### PROBLEM:
Below are the records; pull every line that includes "분광학적".

(Data items)
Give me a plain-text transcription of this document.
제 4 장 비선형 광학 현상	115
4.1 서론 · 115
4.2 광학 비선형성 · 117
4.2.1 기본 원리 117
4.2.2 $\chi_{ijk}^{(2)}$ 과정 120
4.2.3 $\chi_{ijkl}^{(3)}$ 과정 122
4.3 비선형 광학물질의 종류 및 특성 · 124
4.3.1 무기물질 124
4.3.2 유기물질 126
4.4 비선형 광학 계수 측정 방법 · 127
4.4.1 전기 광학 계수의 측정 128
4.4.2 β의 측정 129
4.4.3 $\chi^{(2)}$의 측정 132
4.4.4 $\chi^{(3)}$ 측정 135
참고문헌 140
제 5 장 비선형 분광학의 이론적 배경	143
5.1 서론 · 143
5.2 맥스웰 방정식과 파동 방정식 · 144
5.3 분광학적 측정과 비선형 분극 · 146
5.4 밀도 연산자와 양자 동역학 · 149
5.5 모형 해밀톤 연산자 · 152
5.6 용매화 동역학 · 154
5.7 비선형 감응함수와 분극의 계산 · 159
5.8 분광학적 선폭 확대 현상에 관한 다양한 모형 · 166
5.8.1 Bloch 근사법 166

### THE RESULT:
5.3 분광학적 측정과 비선형 분극 · 146
5.8 분광학적 선폭 확대 현상에 관한 다양한 모형 · 166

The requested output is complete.